Input material start

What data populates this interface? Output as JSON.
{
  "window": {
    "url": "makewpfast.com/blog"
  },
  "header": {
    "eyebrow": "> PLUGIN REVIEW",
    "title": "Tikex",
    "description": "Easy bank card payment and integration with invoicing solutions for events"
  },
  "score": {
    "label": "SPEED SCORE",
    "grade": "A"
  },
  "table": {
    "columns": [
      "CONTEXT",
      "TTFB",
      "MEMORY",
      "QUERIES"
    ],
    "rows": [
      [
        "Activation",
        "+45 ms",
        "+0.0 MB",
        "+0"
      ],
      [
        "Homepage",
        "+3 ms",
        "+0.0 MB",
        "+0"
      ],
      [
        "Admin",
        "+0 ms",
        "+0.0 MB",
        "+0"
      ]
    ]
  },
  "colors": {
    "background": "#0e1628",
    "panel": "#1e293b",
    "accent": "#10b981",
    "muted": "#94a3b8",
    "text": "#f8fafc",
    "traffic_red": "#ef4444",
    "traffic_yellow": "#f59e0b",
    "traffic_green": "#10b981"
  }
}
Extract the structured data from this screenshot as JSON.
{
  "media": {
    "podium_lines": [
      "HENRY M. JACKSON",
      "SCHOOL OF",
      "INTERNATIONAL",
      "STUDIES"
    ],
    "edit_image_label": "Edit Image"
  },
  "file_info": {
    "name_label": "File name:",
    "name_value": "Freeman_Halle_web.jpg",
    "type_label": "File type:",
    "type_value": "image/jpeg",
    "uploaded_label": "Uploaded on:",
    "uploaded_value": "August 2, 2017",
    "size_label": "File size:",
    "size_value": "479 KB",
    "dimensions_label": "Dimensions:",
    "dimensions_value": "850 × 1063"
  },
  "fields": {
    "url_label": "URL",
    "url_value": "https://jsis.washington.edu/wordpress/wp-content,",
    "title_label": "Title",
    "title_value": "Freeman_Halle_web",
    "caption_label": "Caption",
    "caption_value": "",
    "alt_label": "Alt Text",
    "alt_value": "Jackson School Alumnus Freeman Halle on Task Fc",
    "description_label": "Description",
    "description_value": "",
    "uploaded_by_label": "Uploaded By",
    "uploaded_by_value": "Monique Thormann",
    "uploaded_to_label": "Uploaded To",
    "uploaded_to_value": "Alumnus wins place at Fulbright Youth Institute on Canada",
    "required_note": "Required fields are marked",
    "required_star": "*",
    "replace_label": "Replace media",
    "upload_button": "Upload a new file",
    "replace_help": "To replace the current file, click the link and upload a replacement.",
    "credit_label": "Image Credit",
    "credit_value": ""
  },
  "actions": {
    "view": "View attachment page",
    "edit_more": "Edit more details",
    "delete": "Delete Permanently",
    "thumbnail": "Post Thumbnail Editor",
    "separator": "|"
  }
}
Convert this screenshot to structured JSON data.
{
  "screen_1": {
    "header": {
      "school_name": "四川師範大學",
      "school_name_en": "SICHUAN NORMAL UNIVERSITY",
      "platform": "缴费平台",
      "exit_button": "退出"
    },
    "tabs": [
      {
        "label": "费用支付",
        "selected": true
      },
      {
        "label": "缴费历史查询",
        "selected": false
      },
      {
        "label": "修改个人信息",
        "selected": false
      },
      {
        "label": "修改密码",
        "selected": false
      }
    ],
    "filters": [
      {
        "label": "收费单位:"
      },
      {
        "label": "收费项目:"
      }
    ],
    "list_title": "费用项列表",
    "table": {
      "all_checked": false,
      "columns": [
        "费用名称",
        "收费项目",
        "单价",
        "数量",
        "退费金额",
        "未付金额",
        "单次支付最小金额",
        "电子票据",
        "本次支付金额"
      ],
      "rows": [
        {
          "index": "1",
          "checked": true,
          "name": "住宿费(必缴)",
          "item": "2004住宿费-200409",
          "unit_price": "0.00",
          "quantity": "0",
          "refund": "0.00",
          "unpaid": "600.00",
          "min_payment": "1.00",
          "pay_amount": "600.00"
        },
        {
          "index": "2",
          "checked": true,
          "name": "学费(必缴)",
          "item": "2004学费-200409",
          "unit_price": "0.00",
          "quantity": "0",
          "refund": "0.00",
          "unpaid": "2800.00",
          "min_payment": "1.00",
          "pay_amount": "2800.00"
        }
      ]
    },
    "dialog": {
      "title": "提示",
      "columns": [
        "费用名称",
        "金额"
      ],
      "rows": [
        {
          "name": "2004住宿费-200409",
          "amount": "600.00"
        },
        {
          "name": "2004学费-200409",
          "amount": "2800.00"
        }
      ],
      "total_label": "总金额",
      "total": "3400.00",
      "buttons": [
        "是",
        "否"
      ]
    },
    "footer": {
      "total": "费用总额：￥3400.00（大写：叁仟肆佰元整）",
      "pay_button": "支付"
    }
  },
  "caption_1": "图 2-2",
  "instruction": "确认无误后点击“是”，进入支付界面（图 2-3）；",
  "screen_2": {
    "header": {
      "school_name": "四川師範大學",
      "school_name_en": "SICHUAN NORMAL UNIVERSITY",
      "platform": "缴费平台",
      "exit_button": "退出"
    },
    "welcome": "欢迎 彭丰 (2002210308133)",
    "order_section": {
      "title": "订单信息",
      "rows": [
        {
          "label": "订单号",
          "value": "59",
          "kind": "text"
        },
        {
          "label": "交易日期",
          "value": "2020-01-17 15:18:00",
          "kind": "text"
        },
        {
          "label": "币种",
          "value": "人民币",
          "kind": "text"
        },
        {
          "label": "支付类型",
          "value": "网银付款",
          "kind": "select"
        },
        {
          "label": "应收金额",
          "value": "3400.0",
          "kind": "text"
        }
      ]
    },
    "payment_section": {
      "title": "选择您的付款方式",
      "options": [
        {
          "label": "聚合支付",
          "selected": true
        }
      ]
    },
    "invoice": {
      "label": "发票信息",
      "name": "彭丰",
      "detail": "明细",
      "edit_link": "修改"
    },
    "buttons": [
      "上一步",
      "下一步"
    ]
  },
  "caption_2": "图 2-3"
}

Input material end

> **Your task**:
Your task is to reproduce all of the records exactly.

> **Solution for this problem**:
What data populates this interface? Output as JSON.
{
  "window": {
    "url": "makewpfast.com/blog"
  },
  "header": {
    "eyebrow": "> PLUGIN REVIEW",
    "title": "Tikex",
    "description": "Easy bank card payment and integration with invoicing solutions for events"
  },
  "score": {
    "label": "SPEED SCORE",
    "grade": "A"
  },
  "table": {
    "columns": [
      "CONTEXT",
      "TTFB",
      "MEMORY",
      "QUERIES"
    ],
    "rows": [
      [
        "Activation",
        "+45 ms",
        "+0.0 MB",
        "+0"
      ],
      [
        "Homepage",
        "+3 ms",
        "+0.0 MB",
        "+0"
      ],
      [
        "Admin",
        "+0 ms",
        "+0.0 MB",
        "+0"
      ]
    ]
  },
  "colors": {
    "background": "#0e1628",
    "panel": "#1e293b",
    "accent": "#10b981",
    "muted": "#94a3b8",
    "text": "#f8fafc",
    "traffic_red": "#ef4444",
    "traffic_yellow": "#f59e0b",
    "traffic_green": "#10b981"
  }
}
Extract the structured data from this screenshot as JSON.
{
  "media": {
    "podium_lines": [
      "HENRY M. JACKSON",
      "SCHOOL OF",
      "INTERNATIONAL",
      "STUDIES"
    ],
    "edit_image_label": "Edit Image"
  },
  "file_info": {
    "name_label": "File name:",
    "name_value": "Freeman_Halle_web.jpg",
    "type_label": "File type:",
    "type_value": "image/jpeg",
    "uploaded_label": "Uploaded on:",
    "uploaded_value": "August 2, 2017",
    "size_label": "File size:",
    "size_value": "479 KB",
    "dimensions_label": "Dimensions:",
    "dimensions_value": "850 × 1063"
  },
  "fields": {
    "url_label": "URL",
    "url_value": "https://jsis.washington.edu/wordpress/wp-content,",
    "title_label": "Title",
    "title_value": "Freeman_Halle_web",
    "caption_label": "Caption",
    "caption_value": "",
    "alt_label": "Alt Text",
    "alt_value": "Jackson School Alumnus Freeman Halle on Task Fc",
    "description_label": "Description",
    "description_value": "",
    "uploaded_by_label": "Uploaded By",
    "uploaded_by_value": "Monique Thormann",
    "uploaded_to_label": "Uploaded To",
    "uploaded_to_value": "Alumnus wins place at Fulbright Youth Institute on Canada",
    "required_note": "Required fields are marked",
    "required_star": "*",
    "replace_label": "Replace media",
    "upload_button": "Upload a new file",
    "replace_help": "To replace the current file, click the link and upload a replacement.",
    "credit_label": "Image Credit",
    "credit_value": ""
  },
  "actions": {
    "view": "View attachment page",
    "edit_more": "Edit more details",
    "delete": "Delete Permanently",
    "thumbnail": "Post Thumbnail Editor",
    "separator": "|"
  }
}
Convert this screenshot to structured JSON data.
{
  "screen_1": {
    "header": {
      "school_name": "四川師範大學",
      "school_name_en": "SICHUAN NORMAL UNIVERSITY",
      "platform": "缴费平台",
      "exit_button": "退出"
    },
    "tabs": [
      {
        "label": "费用支付",
        "selected": true
      },
      {
        "label": "缴费历史查询",
        "selected": false
      },
      {
        "label": "修改个人信息",
        "selected": false
      },
      {
        "label": "修改密码",
        "selected": false
      }
    ],
    "filters": [
      {
        "label": "收费单位:"
      },
      {
        "label": "收费项目:"
      }
    ],
    "list_title": "费用项列表",
    "table": {
      "all_checked": false,
      "columns": [
        "费用名称",
        "收费项目",
        "单价",
        "数量",
        "退费金额",
        "未付金额",
        "单次支付最小金额",
        "电子票据",
        "本次支付金额"
      ],
      "rows": [
        {
          "index": "1",
          "checked": true,
          "name": "住宿费(必缴)",
          "item": "2004住宿费-200409",
          "unit_price": "0.00",
          "quantity": "0",
          "refund": "0.00",
          "unpaid": "600.00",
          "min_payment": "1.00",
          "pay_amount": "600.00"
        },
        {
          "index": "2",
          "checked": true,
          "name": "学费(必缴)",
          "item": "2004学费-200409",
          "unit_price": "0.00",
          "quantity": "0",
          "refund": "0.00",
          "unpaid": "2800.00",
          "min_payment": "1.00",
          "pay_amount": "2800.00"
        }
      ]
    },
    "dialog": {
      "title": "提示",
      "columns": [
        "费用名称",
        "金额"
      ],
      "rows": [
        {
          "name": "2004住宿费-200409",
          "amount": "600.00"
        },
        {
          "name": "2004学费-200409",
          "amount": "2800.00"
        }
      ],
      "total_label": "总金额",
      "total": "3400.00",
      "buttons": [
        "是",
        "否"
      ]
    },
    "footer": {
      "total": "费用总额：￥3400.00（大写：叁仟肆佰元整）",
      "pay_button": "支付"
    }
  },
  "caption_1": "图 2-2",
  "instruction": "确认无误后点击“是”，进入支付界面（图 2-3）；",
  "screen_2": {
    "header": {
      "school_name": "四川師範大學",
      "school_name_en": "SICHUAN NORMAL UNIVERSITY",
      "platform": "缴费平台",
      "exit_button": "退出"
    },
    "welcome": "欢迎 彭丰 (2002210308133)",
    "order_section": {
      "title": "订单信息",
      "rows": [
        {
          "label": "订单号",
          "value": "59",
          "kind": "text"
        },
        {
          "label": "交易日期",
          "value": "2020-01-17 15:18:00",
          "kind": "text"
        },
        {
          "label": "币种",
          "value": "人民币",
          "kind": "text"
        },
        {
          "label": "支付类型",
          "value": "网银付款",
          "kind": "select"
        },
        {
          "label": "应收金额",
          "value": "3400.0",
          "kind": "text"
        }
      ]
    },
    "payment_section": {
      "title": "选择您的付款方式",
      "options": [
        {
          "label": "聚合支付",
          "selected": true
        }
      ]
    },
    "invoice": {
      "label": "发票信息",
      "name": "彭丰",
      "detail": "明细",
      "edit_link": "修改"
    },
    "buttons": [
      "上一步",
      "下一步"
    ]
  },
  "caption_2": "图 2-3"
}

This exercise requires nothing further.